* [DIRECTIONS] Wherever "under" appears in a line, list that line.

* [LISTED RECORDS]
=-=-=-=-=
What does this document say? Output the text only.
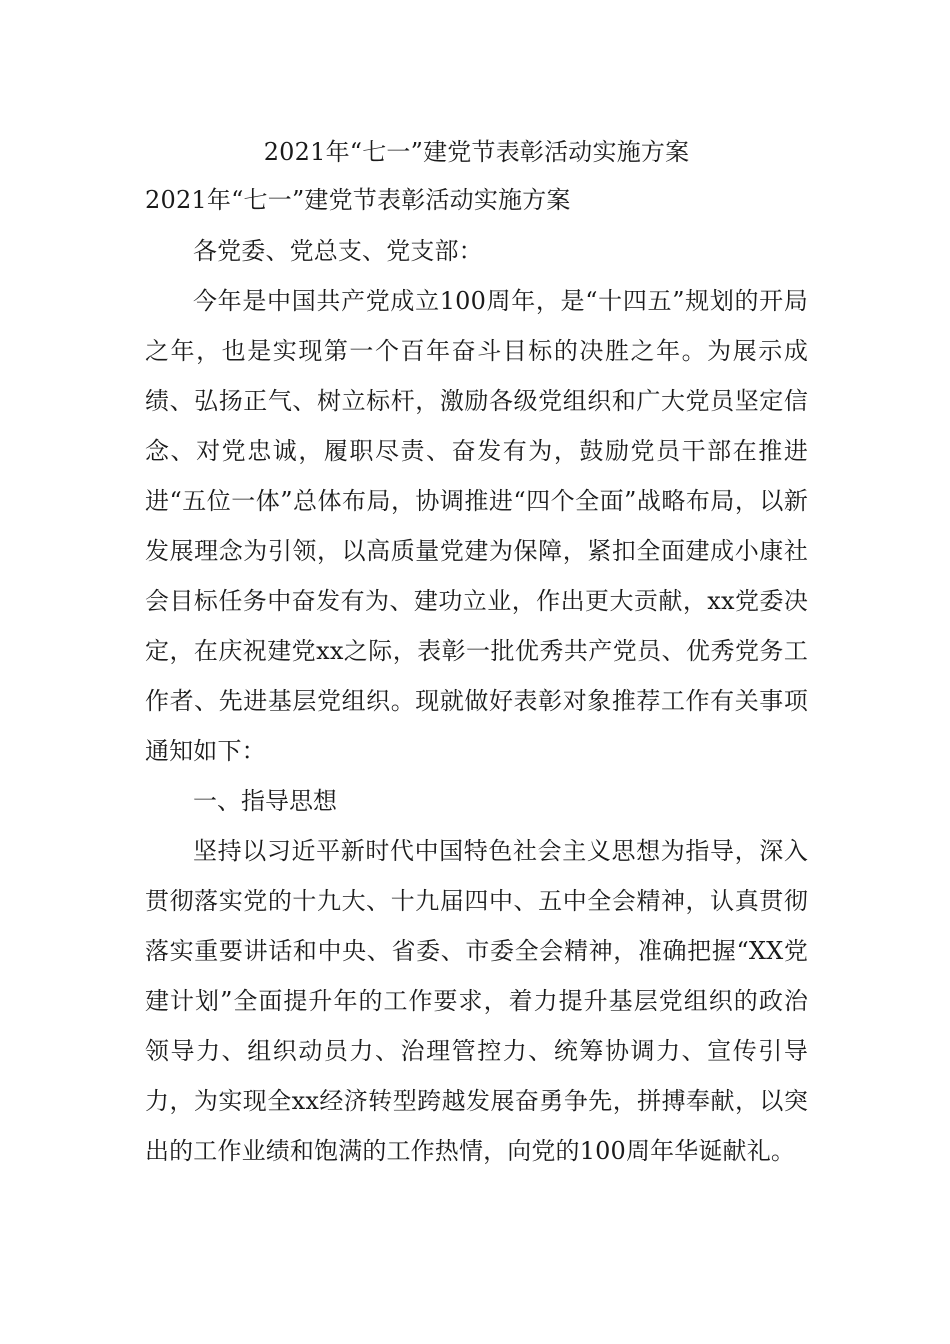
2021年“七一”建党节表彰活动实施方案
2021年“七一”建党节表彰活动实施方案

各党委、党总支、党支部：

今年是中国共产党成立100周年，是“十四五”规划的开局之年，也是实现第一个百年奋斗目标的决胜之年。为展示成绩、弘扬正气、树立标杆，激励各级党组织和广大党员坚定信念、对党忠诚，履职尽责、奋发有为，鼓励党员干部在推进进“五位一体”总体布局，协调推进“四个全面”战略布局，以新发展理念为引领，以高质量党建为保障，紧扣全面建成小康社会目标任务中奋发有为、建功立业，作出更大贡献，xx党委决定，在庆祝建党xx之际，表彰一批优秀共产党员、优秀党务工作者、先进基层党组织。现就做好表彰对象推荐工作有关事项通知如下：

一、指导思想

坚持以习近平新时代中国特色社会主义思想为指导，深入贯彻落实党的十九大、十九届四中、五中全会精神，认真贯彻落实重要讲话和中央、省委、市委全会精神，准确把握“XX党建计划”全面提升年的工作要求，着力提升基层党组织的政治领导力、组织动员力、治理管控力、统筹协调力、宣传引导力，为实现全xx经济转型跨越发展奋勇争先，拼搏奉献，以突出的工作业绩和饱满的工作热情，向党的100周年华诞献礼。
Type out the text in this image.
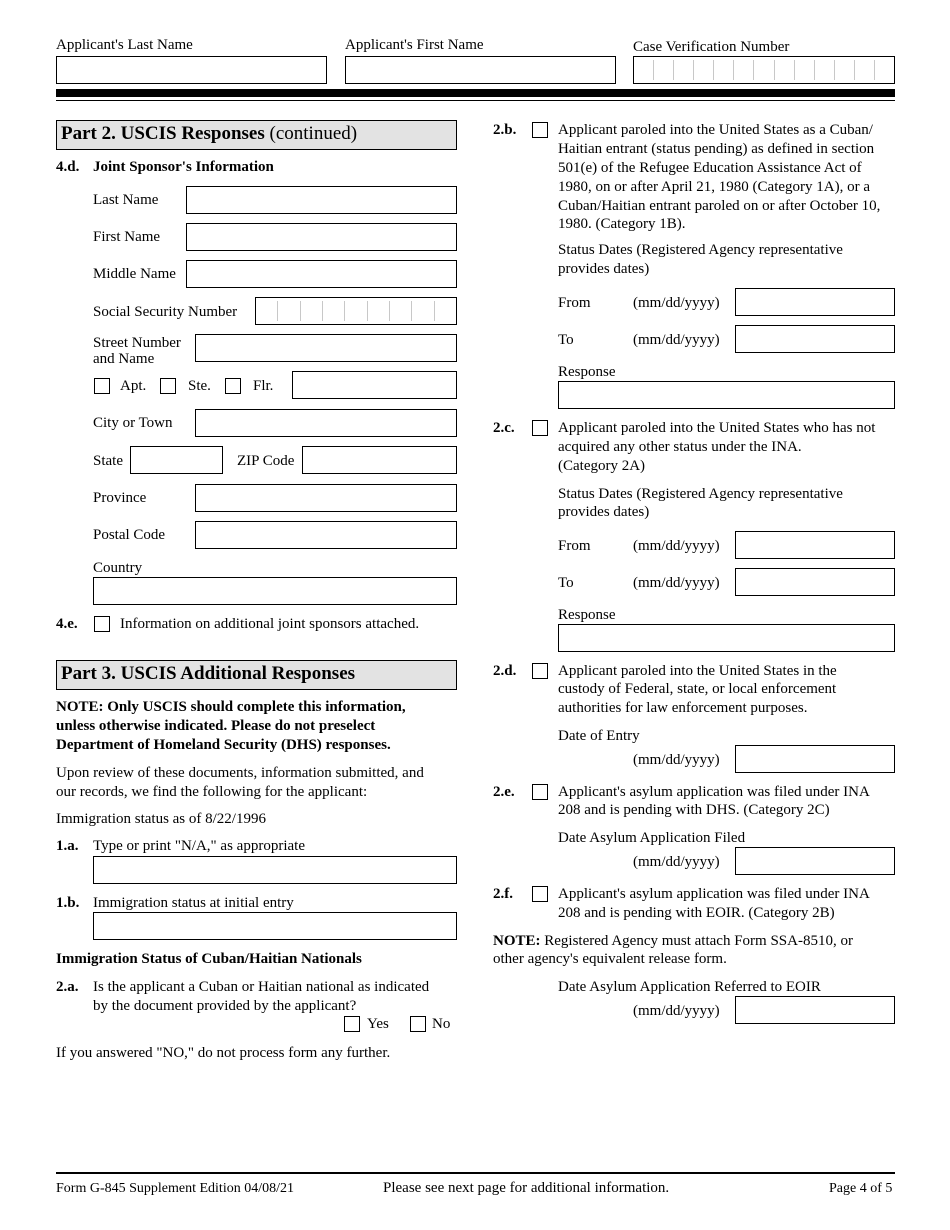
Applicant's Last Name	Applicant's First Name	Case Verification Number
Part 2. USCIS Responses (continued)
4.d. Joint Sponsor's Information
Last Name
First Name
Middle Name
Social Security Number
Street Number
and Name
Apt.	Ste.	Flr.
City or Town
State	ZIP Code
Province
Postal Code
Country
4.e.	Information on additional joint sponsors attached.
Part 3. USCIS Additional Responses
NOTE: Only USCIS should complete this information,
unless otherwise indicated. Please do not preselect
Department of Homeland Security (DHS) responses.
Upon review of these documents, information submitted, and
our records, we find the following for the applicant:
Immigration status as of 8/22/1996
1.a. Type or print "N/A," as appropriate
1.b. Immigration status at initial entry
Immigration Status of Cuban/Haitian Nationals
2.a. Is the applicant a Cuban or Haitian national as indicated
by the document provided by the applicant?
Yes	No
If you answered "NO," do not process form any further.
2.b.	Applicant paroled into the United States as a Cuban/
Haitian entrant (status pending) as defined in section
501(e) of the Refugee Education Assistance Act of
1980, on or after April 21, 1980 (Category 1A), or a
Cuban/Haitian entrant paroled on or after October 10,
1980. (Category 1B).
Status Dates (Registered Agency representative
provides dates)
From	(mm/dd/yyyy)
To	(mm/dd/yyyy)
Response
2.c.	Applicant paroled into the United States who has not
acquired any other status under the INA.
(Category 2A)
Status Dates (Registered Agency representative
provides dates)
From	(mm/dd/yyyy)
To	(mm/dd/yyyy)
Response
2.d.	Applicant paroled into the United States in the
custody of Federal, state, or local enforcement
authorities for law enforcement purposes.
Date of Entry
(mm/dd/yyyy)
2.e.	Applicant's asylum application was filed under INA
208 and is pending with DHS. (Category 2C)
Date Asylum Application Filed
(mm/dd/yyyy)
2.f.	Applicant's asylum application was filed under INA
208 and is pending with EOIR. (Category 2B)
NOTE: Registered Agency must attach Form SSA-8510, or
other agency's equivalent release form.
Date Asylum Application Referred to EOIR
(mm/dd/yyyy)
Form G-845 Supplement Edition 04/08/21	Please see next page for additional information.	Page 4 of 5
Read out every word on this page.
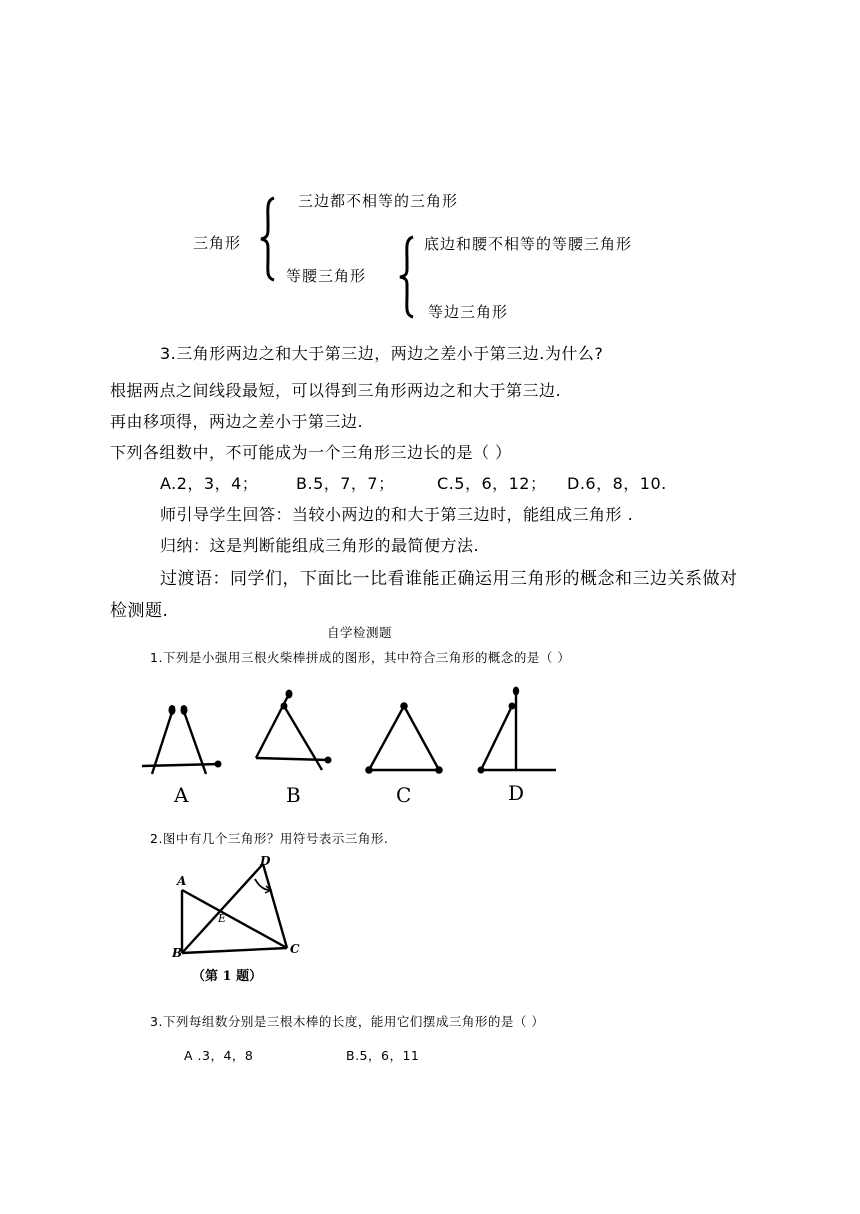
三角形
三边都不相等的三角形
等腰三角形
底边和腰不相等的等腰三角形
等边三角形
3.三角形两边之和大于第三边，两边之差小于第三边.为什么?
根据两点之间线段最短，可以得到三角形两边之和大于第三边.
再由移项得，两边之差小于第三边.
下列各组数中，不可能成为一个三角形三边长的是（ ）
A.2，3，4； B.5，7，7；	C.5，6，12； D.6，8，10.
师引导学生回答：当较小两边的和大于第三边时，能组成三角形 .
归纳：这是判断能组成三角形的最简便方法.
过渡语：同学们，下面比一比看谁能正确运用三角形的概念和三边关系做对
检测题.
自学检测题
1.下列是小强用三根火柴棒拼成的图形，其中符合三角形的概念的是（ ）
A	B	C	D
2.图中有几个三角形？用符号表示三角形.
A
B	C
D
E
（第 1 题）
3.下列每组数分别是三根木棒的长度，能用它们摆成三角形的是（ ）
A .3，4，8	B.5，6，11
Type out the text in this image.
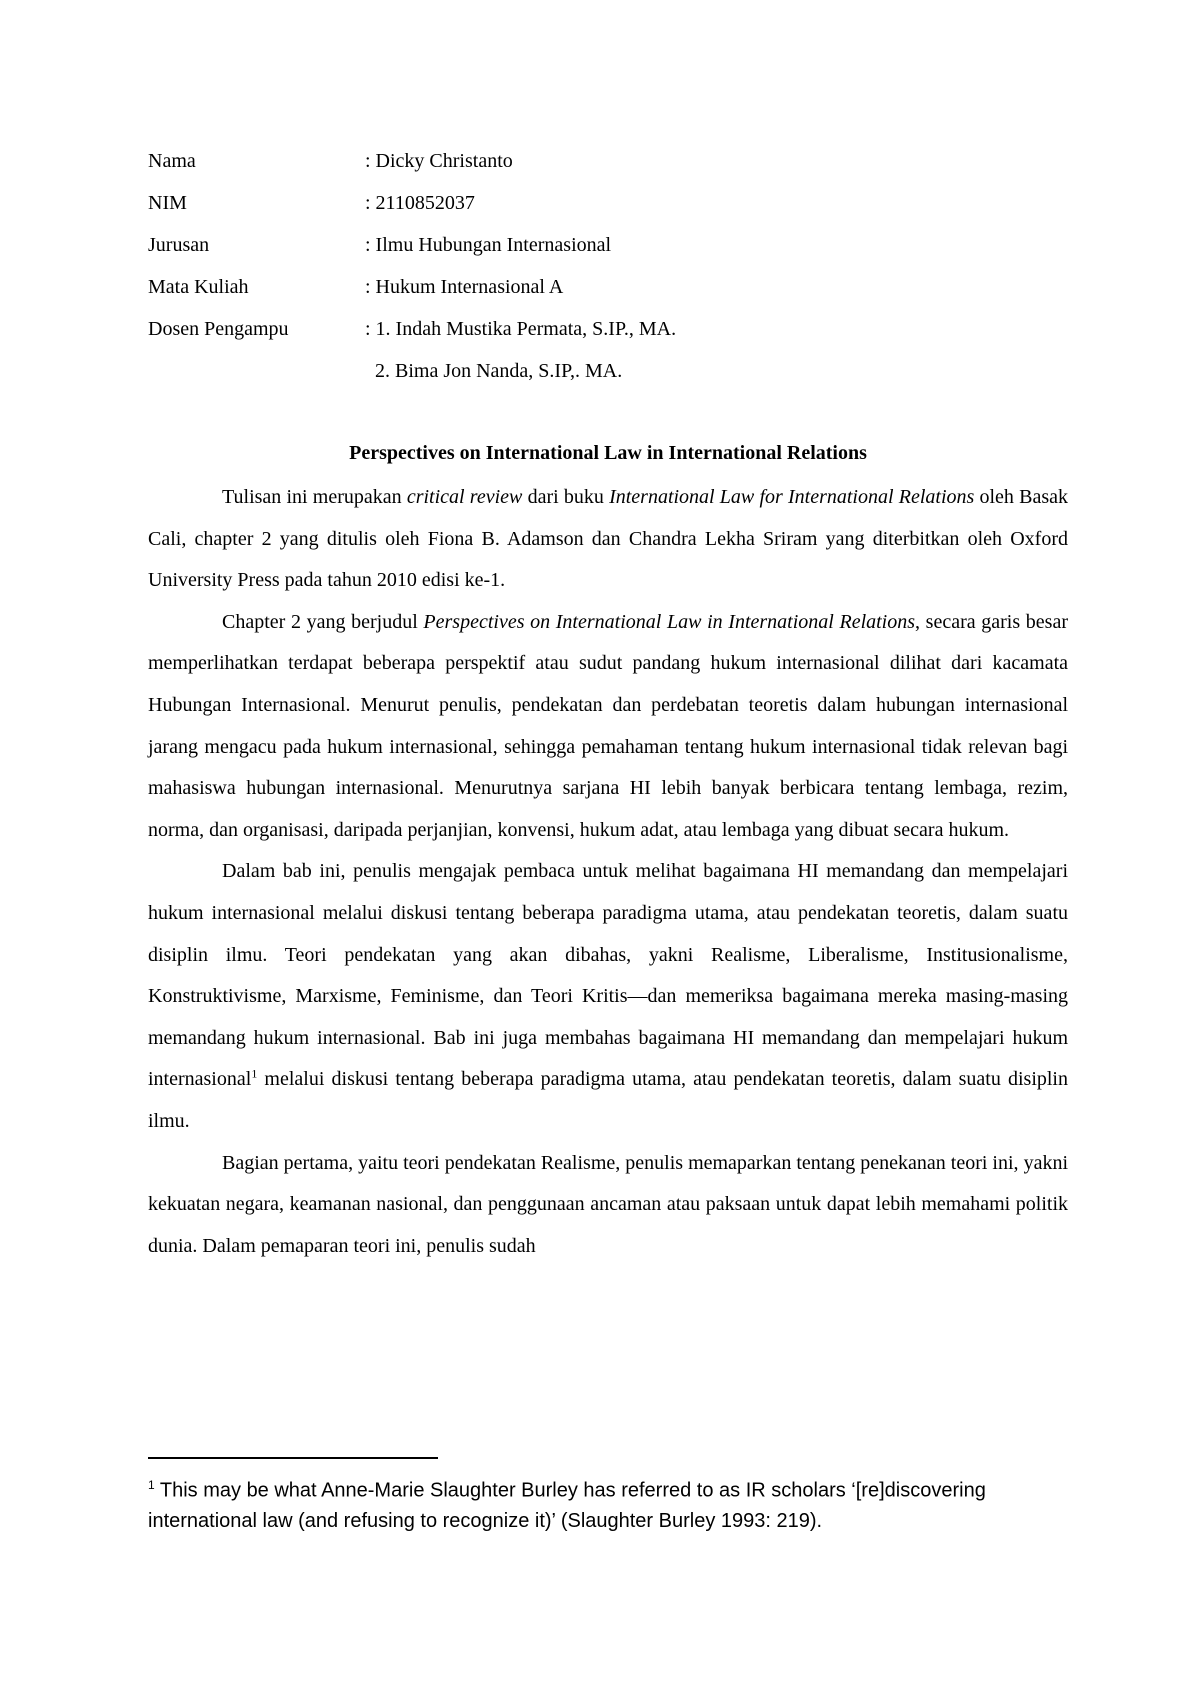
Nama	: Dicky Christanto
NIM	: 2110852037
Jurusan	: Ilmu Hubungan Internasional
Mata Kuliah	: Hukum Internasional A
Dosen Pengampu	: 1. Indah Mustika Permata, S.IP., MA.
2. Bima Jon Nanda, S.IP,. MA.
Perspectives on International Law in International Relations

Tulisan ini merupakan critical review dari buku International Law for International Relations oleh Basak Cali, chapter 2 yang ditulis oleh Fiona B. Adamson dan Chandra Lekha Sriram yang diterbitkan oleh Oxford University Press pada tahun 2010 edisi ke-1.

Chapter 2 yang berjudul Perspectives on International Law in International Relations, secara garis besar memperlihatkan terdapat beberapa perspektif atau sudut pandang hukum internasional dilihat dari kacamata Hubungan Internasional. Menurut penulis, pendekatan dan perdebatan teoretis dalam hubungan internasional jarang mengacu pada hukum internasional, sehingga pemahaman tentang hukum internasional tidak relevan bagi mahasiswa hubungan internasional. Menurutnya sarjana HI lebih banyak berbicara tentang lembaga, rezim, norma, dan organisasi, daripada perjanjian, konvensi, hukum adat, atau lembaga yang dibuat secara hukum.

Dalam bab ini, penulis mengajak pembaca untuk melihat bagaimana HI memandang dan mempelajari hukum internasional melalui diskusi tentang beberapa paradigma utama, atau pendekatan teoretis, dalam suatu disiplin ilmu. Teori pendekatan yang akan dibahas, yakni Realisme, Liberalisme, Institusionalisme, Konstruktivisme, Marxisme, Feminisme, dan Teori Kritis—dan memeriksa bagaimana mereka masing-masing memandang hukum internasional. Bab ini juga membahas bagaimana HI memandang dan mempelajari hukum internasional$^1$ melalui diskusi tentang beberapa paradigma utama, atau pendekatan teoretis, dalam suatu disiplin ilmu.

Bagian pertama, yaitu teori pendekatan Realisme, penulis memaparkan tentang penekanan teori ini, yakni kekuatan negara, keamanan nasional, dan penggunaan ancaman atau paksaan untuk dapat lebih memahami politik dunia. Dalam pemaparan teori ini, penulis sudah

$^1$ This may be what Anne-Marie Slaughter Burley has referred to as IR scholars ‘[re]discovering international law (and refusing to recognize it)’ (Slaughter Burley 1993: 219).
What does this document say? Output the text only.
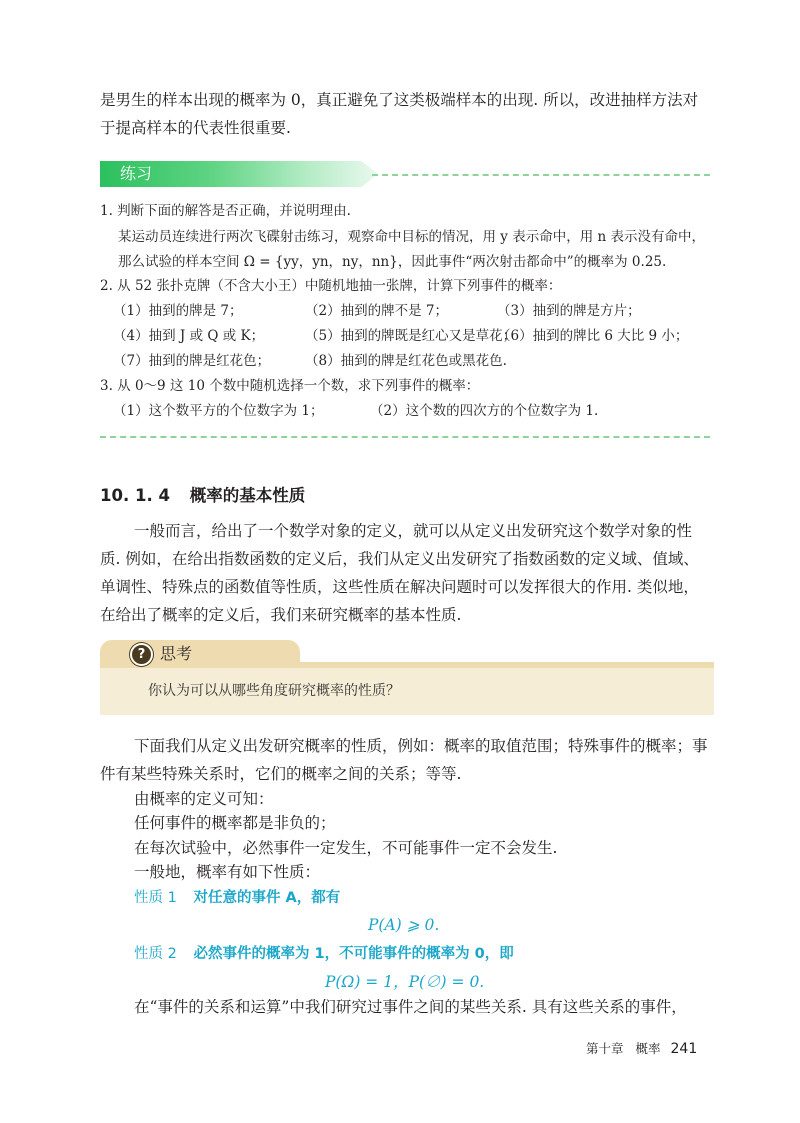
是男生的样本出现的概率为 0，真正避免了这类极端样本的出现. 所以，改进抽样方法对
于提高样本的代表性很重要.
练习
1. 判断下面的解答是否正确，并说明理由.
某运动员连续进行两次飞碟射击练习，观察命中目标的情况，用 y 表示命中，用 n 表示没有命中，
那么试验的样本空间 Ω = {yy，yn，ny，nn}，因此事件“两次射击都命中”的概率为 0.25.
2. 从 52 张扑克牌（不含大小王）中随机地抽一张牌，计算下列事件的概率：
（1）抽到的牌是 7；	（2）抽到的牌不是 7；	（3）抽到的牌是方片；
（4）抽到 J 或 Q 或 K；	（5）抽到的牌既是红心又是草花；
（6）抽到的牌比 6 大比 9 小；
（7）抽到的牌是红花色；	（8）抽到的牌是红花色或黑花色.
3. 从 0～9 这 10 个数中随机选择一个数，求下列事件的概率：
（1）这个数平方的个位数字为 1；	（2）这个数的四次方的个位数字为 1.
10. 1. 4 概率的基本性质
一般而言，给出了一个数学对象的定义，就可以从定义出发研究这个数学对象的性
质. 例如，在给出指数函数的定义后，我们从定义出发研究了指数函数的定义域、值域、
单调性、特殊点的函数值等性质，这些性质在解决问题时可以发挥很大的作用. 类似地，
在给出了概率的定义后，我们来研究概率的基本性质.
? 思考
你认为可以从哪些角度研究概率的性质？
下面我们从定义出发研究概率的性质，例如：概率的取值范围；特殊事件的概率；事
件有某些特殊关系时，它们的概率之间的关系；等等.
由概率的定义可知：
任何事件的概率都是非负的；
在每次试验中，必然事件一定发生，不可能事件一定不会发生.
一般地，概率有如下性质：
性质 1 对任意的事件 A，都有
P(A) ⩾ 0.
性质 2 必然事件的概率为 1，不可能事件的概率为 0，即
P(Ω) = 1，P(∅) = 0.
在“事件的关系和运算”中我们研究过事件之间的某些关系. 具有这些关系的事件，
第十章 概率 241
=-=-=-=-=
* [REPLY TO THE EXERCISE]
acquired any other status under the INA.
2.e.	Applicant's asylum application was filed under INA
2.f.	Applicant's asylum application was filed under INA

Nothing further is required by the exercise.